◆ Supplied material:
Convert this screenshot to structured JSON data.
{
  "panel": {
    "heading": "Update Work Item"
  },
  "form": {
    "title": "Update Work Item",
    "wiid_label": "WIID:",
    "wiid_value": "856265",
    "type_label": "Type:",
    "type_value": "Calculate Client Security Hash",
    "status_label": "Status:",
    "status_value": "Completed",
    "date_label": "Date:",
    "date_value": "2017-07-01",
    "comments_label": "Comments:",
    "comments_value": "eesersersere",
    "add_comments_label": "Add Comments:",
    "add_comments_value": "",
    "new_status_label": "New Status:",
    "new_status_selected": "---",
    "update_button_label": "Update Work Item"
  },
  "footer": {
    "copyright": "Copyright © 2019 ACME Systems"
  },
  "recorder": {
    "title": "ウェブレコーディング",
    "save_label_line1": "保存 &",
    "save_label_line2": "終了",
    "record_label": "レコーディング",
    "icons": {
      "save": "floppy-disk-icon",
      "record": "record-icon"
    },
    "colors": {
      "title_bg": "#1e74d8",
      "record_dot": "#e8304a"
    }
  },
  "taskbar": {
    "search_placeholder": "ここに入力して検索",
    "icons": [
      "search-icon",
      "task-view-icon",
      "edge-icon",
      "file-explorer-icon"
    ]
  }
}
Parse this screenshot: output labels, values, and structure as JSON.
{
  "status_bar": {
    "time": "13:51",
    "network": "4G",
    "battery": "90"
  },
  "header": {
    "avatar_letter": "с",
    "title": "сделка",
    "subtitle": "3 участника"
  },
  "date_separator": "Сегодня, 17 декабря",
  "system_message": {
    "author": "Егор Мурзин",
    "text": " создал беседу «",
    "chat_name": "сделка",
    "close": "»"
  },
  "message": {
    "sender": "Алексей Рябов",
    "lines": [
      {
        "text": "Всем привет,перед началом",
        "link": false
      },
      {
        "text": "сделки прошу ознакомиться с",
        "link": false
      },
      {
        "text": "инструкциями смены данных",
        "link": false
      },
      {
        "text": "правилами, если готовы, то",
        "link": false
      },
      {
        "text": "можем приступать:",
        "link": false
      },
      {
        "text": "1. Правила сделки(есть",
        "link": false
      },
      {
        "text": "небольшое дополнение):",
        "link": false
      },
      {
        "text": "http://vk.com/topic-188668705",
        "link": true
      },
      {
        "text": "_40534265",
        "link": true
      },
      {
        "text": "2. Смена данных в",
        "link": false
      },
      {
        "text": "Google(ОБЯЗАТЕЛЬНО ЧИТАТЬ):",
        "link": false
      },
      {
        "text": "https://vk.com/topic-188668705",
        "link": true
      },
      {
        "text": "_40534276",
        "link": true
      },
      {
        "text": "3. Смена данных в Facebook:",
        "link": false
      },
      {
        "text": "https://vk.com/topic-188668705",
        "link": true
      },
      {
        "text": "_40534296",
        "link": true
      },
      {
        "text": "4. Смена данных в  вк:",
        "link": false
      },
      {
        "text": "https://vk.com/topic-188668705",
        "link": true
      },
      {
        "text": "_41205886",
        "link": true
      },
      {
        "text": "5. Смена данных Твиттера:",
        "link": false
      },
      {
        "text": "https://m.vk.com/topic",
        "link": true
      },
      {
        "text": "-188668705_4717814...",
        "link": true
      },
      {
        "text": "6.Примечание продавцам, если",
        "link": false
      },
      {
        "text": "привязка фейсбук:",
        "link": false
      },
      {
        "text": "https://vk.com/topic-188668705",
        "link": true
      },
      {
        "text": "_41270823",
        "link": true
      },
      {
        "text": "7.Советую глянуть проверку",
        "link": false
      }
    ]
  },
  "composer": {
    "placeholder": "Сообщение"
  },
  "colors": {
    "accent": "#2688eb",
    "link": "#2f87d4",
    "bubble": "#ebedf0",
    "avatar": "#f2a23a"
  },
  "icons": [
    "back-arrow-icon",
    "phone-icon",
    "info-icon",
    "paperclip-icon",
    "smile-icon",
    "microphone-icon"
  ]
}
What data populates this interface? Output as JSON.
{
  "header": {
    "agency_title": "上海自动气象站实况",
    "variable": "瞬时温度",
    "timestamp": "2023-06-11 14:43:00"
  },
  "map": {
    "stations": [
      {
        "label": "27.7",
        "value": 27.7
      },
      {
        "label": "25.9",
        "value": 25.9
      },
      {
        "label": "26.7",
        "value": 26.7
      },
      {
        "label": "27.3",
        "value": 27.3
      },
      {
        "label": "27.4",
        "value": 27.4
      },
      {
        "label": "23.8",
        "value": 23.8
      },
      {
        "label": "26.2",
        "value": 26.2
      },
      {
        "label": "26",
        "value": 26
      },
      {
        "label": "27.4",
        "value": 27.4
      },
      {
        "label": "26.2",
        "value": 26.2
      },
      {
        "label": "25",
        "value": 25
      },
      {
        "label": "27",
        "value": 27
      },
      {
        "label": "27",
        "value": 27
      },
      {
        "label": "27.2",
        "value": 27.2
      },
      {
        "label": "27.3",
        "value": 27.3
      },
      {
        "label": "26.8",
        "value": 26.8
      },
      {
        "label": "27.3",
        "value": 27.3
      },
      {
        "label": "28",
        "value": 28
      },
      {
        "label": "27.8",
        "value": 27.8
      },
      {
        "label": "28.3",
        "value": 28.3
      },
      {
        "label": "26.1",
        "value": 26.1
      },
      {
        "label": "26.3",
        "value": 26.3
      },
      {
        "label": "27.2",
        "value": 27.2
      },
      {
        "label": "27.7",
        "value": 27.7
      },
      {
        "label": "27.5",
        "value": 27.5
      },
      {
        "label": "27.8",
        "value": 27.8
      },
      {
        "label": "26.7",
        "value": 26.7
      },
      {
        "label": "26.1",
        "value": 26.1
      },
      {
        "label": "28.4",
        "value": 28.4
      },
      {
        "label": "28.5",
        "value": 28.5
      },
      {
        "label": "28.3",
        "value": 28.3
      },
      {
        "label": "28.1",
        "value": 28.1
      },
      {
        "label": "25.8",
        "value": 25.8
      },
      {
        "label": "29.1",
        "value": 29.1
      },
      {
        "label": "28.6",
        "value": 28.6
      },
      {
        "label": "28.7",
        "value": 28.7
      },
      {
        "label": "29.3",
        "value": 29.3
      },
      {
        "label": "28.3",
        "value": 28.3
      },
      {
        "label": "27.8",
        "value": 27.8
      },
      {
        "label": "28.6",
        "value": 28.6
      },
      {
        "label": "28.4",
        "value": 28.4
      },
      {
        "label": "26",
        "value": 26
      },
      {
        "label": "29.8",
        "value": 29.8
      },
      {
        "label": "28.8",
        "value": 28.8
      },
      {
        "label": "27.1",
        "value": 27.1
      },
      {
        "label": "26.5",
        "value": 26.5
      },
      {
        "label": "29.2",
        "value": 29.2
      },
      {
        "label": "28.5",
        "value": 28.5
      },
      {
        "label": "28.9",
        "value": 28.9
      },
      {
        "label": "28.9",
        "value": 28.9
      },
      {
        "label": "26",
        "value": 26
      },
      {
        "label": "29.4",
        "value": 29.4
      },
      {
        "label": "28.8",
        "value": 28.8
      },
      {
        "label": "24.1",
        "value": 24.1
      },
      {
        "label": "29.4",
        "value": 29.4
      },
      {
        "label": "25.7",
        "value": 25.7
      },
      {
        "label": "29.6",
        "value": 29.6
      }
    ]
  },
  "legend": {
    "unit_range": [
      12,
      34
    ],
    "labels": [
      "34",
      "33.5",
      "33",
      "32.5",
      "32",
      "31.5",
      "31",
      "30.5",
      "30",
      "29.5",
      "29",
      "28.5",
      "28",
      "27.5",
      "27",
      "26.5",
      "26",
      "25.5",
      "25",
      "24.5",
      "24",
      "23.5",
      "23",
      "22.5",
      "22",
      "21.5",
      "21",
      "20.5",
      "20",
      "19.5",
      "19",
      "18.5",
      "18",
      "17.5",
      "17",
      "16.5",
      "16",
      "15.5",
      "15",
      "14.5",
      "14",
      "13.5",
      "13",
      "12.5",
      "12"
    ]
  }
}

◆ Objective:
Search the listing for the word "сделки" and return each line that holds it.

◆ Exercise response:
        "text": "сделки прошу ознакомиться с",
        "text": "1. Правила сделки(есть",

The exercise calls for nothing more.